• [Problem description]: Determine which lines contain the word "Emerging", then copy those lines.

____

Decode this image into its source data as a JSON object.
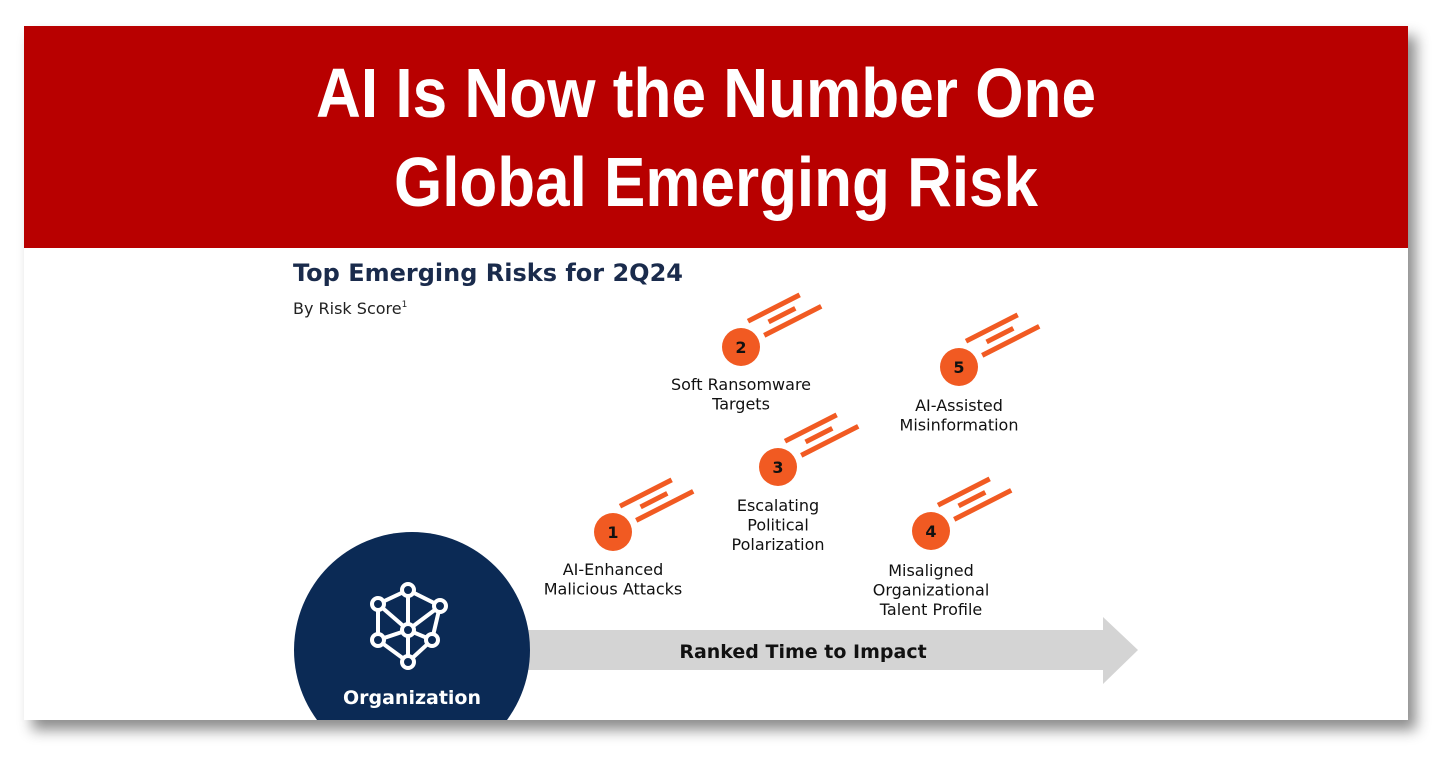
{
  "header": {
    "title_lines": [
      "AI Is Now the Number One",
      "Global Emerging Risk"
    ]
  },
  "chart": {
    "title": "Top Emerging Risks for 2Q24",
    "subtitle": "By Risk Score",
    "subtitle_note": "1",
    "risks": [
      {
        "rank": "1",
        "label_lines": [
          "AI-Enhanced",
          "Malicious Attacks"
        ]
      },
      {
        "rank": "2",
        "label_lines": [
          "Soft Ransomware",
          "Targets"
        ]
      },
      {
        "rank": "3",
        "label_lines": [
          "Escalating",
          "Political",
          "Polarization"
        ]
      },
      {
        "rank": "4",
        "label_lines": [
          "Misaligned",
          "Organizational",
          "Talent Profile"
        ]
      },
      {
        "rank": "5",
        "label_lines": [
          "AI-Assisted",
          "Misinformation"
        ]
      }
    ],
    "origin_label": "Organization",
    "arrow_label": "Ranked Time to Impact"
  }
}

____

• [Written reply]:
      "Global Emerging Risk"
    "title": "Top Emerging Risks for 2Q24",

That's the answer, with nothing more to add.